• **WHAT IS ASKED**
Find the line that contains "Give me a plain-text" and print it and every line after it, exactly, please.

• **DATA IN THIS EXERCISE**
______

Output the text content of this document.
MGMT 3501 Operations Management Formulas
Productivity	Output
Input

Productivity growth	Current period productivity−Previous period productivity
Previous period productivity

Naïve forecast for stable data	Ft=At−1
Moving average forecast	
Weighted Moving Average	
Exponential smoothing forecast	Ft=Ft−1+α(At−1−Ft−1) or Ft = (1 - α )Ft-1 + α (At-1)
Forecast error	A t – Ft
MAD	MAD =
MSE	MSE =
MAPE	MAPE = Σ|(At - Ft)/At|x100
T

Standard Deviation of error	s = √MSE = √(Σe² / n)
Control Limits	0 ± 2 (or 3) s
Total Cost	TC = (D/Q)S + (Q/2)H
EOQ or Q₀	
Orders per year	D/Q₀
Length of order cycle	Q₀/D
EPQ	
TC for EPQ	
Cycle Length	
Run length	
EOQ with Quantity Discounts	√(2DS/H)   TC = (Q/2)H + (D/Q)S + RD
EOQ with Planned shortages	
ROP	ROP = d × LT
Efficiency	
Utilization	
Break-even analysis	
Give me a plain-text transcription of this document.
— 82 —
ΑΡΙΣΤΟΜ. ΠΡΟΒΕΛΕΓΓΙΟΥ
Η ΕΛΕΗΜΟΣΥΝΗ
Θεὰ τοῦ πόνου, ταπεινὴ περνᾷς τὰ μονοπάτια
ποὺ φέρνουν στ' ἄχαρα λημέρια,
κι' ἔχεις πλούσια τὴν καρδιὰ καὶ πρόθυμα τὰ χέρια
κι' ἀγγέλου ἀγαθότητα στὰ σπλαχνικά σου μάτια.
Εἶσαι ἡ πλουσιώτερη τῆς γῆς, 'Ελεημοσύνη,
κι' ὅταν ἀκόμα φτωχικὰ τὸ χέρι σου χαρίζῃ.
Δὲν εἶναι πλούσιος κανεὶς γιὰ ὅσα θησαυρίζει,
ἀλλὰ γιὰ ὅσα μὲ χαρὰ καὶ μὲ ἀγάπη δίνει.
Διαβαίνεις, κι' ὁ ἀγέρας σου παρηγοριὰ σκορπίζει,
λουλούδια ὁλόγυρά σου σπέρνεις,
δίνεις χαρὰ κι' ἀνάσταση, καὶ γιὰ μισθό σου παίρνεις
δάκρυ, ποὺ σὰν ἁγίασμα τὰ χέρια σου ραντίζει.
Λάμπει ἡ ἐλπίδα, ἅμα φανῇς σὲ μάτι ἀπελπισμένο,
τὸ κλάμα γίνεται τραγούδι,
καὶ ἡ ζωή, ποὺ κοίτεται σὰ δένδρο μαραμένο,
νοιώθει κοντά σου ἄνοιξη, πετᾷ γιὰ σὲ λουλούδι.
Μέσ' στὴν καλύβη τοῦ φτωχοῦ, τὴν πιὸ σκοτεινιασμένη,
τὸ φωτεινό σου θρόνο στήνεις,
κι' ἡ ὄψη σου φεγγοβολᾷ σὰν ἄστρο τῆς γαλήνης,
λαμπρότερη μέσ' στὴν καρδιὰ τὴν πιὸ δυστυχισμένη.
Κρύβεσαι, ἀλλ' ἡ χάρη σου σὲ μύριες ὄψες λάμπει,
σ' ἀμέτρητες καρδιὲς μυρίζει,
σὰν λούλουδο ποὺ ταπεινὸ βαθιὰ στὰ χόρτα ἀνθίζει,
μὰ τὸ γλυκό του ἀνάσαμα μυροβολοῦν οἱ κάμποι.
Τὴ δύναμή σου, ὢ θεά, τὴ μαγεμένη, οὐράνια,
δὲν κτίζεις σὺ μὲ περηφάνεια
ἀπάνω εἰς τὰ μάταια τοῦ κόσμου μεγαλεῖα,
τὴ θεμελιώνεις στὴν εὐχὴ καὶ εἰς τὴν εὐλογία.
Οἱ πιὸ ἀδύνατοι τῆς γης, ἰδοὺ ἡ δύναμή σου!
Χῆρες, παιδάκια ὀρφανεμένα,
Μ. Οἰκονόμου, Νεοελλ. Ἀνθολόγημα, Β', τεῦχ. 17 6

______

• **TASK RESPONSE**
Give me a plain-text transcription of this document.
— 82 —
ΑΡΙΣΤΟΜ. ΠΡΟΒΕΛΕΓΓΙΟΥ
Η ΕΛΕΗΜΟΣΥΝΗ
Θεὰ τοῦ πόνου, ταπεινὴ περνᾷς τὰ μονοπάτια
ποὺ φέρνουν στ' ἄχαρα λημέρια,
κι' ἔχεις πλούσια τὴν καρδιὰ καὶ πρόθυμα τὰ χέρια
κι' ἀγγέλου ἀγαθότητα στὰ σπλαχνικά σου μάτια.
Εἶσαι ἡ πλουσιώτερη τῆς γῆς, 'Ελεημοσύνη,
κι' ὅταν ἀκόμα φτωχικὰ τὸ χέρι σου χαρίζῃ.
Δὲν εἶναι πλούσιος κανεὶς γιὰ ὅσα θησαυρίζει,
ἀλλὰ γιὰ ὅσα μὲ χαρὰ καὶ μὲ ἀγάπη δίνει.
Διαβαίνεις, κι' ὁ ἀγέρας σου παρηγοριὰ σκορπίζει,
λουλούδια ὁλόγυρά σου σπέρνεις,
δίνεις χαρὰ κι' ἀνάσταση, καὶ γιὰ μισθό σου παίρνεις
δάκρυ, ποὺ σὰν ἁγίασμα τὰ χέρια σου ραντίζει.
Λάμπει ἡ ἐλπίδα, ἅμα φανῇς σὲ μάτι ἀπελπισμένο,
τὸ κλάμα γίνεται τραγούδι,
καὶ ἡ ζωή, ποὺ κοίτεται σὰ δένδρο μαραμένο,
νοιώθει κοντά σου ἄνοιξη, πετᾷ γιὰ σὲ λουλούδι.
Μέσ' στὴν καλύβη τοῦ φτωχοῦ, τὴν πιὸ σκοτεινιασμένη,
τὸ φωτεινό σου θρόνο στήνεις,
κι' ἡ ὄψη σου φεγγοβολᾷ σὰν ἄστρο τῆς γαλήνης,
λαμπρότερη μέσ' στὴν καρδιὰ τὴν πιὸ δυστυχισμένη.
Κρύβεσαι, ἀλλ' ἡ χάρη σου σὲ μύριες ὄψες λάμπει,
σ' ἀμέτρητες καρδιὲς μυρίζει,
σὰν λούλουδο ποὺ ταπεινὸ βαθιὰ στὰ χόρτα ἀνθίζει,
μὰ τὸ γλυκό του ἀνάσαμα μυροβολοῦν οἱ κάμποι.
Τὴ δύναμή σου, ὢ θεά, τὴ μαγεμένη, οὐράνια,
δὲν κτίζεις σὺ μὲ περηφάνεια
ἀπάνω εἰς τὰ μάταια τοῦ κόσμου μεγαλεῖα,
τὴ θεμελιώνεις στὴν εὐχὴ καὶ εἰς τὴν εὐλογία.
Οἱ πιὸ ἀδύνατοι τῆς γης, ἰδοὺ ἡ δύναμή σου!
Χῆρες, παιδάκια ὀρφανεμένα,
Μ. Οἰκονόμου, Νεοελλ. Ἀνθολόγημα, Β', τεῦχ. 17 6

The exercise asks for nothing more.